++++ DATA SECTION
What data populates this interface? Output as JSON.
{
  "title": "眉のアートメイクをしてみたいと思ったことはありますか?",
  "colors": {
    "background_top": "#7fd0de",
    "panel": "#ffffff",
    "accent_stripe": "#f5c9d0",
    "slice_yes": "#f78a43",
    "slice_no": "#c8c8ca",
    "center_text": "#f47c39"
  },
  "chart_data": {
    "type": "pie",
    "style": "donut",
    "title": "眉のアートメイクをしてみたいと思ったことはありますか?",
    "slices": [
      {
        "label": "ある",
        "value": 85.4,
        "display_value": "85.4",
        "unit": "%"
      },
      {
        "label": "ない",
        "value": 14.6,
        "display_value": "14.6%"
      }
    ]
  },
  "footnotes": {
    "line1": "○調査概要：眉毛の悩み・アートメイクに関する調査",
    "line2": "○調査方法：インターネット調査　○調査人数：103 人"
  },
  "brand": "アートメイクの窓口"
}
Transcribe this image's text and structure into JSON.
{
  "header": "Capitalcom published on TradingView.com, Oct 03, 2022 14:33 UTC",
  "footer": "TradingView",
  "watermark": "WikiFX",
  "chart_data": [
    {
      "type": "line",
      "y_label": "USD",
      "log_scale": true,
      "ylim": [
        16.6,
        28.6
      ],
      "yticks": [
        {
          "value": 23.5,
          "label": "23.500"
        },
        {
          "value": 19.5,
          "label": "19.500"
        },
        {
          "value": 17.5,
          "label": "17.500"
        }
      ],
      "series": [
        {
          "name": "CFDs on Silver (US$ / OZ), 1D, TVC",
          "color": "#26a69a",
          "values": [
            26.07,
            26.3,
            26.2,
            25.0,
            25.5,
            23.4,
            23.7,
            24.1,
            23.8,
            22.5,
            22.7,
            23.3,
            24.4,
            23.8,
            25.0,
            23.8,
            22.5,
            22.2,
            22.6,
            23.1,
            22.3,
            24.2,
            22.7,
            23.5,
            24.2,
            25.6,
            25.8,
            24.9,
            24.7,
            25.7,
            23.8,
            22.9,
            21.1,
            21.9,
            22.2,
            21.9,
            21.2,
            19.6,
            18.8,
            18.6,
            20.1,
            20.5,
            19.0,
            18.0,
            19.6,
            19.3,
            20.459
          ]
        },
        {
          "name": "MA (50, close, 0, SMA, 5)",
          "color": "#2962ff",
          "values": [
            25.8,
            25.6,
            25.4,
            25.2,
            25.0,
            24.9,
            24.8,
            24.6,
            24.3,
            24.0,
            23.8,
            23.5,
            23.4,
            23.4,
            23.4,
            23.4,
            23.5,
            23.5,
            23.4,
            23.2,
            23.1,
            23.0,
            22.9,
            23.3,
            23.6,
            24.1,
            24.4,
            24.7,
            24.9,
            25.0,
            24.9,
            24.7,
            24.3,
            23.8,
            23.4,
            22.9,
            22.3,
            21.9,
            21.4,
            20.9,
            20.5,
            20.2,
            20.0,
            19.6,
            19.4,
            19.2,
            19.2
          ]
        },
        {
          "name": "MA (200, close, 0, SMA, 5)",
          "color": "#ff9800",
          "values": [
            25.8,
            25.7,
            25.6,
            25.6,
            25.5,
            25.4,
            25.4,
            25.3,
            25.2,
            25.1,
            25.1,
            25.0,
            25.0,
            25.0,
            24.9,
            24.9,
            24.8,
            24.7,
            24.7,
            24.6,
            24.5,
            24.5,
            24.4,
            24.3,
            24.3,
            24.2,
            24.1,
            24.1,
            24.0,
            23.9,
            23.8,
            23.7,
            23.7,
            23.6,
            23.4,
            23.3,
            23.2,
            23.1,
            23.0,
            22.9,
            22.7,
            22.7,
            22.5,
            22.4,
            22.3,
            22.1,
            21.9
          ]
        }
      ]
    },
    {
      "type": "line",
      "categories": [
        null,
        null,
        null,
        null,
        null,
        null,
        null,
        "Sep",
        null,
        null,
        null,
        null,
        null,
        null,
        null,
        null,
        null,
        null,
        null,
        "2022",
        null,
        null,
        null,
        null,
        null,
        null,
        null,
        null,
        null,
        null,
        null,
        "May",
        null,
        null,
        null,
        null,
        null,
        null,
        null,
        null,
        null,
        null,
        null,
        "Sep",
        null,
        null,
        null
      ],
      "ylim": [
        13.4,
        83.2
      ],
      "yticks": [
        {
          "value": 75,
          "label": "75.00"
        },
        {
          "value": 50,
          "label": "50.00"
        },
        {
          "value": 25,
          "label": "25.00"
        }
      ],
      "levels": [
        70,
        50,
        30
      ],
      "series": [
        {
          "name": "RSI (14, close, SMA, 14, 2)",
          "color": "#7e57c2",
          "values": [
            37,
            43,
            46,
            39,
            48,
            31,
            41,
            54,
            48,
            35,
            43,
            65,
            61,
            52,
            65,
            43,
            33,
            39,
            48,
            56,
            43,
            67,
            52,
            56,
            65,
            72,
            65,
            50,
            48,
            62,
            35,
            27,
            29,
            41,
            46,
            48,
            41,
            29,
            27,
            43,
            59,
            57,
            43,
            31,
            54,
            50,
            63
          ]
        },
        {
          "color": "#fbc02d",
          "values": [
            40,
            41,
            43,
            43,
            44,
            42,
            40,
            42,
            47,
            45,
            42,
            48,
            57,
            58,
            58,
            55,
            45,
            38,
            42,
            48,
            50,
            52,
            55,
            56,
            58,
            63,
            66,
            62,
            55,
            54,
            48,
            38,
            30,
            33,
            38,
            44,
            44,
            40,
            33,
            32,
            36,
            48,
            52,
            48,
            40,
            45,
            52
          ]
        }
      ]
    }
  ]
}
++++++++
# [TO DO]
Identify each line containing the string "name" and copy it out.

# [WRITTEN RESPONSE]
          "name": "CFDs on Silver (US$ / OZ), 1D, TVC",
          "name": "MA (50, close, 0, SMA, 5)",
          "name": "MA (200, close, 0, SMA, 5)",
          "name": "RSI (14, close, SMA, 14, 2)",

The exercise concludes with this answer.